DIRECTION »
Go through the material below and copy all lines with "Sous".

Saved data entries »
* start *
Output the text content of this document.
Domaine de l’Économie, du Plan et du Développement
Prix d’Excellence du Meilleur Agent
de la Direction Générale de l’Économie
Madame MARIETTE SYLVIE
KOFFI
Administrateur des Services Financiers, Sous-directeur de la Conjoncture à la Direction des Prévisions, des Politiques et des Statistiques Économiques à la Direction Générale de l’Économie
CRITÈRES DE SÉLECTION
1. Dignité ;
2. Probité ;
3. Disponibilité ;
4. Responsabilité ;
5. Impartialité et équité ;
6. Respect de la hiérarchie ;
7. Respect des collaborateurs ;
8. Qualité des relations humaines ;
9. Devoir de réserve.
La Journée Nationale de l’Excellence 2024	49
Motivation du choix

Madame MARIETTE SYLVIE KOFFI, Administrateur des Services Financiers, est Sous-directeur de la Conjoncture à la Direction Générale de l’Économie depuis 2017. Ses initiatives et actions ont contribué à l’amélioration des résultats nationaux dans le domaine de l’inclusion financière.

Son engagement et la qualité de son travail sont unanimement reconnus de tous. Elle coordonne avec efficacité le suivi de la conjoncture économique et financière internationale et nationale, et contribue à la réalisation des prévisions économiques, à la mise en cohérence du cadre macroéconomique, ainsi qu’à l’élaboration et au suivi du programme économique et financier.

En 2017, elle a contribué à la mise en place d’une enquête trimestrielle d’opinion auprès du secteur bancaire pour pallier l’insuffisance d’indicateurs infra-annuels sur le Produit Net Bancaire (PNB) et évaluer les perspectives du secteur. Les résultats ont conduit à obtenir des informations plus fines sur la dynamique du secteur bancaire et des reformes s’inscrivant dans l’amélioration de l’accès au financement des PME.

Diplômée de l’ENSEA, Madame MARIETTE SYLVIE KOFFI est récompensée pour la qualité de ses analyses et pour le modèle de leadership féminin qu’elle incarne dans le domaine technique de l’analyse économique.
* end *
ANSWER FOR THE TASK »
Administrateur des Services Financiers, Sous-directeur de la Conjoncture à la Direction des Prévisions, des Politiques et des Statistiques Économiques à la Direction Générale de l’Économie
Madame MARIETTE SYLVIE KOFFI, Administrateur des Services Financiers, est Sous-directeur de la Conjoncture à la Direction Générale de l’Économie depuis 2017. Ses initiatives et actions ont contribué à l’amélioration des résultats nationaux dans le domaine de l’inclusion financière.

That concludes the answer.